▶ [Given exercise] Find the line containing "Extract all readable text from this page.". Return it and every line after it, unchanged, up to and including the last line.

▶ [Material for the task]
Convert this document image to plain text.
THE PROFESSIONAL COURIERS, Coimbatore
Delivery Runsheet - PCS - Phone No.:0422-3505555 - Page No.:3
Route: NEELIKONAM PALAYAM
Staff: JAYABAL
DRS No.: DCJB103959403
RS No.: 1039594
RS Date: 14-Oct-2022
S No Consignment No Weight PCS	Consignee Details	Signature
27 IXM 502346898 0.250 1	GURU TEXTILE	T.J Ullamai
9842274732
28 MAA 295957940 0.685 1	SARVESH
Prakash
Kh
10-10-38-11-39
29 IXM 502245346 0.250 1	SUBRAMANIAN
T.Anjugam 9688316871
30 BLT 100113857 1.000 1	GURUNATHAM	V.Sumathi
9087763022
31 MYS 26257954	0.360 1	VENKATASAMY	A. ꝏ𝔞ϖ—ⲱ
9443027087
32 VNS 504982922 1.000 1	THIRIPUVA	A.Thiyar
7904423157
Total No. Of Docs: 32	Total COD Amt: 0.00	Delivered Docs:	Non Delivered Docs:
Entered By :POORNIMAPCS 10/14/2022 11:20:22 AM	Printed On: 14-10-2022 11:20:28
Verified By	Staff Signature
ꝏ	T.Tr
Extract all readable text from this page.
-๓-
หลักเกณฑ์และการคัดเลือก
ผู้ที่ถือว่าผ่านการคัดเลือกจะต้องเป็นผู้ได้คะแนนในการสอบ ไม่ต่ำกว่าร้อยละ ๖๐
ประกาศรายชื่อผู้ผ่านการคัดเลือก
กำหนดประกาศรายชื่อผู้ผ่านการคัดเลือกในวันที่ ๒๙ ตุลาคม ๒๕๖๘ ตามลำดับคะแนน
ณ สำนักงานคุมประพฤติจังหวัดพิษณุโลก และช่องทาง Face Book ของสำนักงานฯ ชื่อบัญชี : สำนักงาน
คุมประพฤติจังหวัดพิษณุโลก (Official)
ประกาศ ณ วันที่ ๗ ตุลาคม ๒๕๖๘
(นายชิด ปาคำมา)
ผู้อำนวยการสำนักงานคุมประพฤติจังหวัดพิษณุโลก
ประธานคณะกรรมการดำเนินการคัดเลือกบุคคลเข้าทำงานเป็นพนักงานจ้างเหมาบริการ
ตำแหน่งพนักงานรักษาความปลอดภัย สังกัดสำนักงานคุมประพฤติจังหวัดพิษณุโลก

▶ [Result below]
Extract all readable text from this page.
-๓-
หลักเกณฑ์และการคัดเลือก
ผู้ที่ถือว่าผ่านการคัดเลือกจะต้องเป็นผู้ได้คะแนนในการสอบ ไม่ต่ำกว่าร้อยละ ๖๐
ประกาศรายชื่อผู้ผ่านการคัดเลือก
กำหนดประกาศรายชื่อผู้ผ่านการคัดเลือกในวันที่ ๒๙ ตุลาคม ๒๕๖๘ ตามลำดับคะแนน
ณ สำนักงานคุมประพฤติจังหวัดพิษณุโลก และช่องทาง Face Book ของสำนักงานฯ ชื่อบัญชี : สำนักงาน
คุมประพฤติจังหวัดพิษณุโลก (Official)
ประกาศ ณ วันที่ ๗ ตุลาคม ๒๕๖๘
(นายชิด ปาคำมา)
ผู้อำนวยการสำนักงานคุมประพฤติจังหวัดพิษณุโลก
ประธานคณะกรรมการดำเนินการคัดเลือกบุคคลเข้าทำงานเป็นพนักงานจ้างเหมาบริการ
ตำแหน่งพนักงานรักษาความปลอดภัย สังกัดสำนักงานคุมประพฤติจังหวัดพิษณุโลก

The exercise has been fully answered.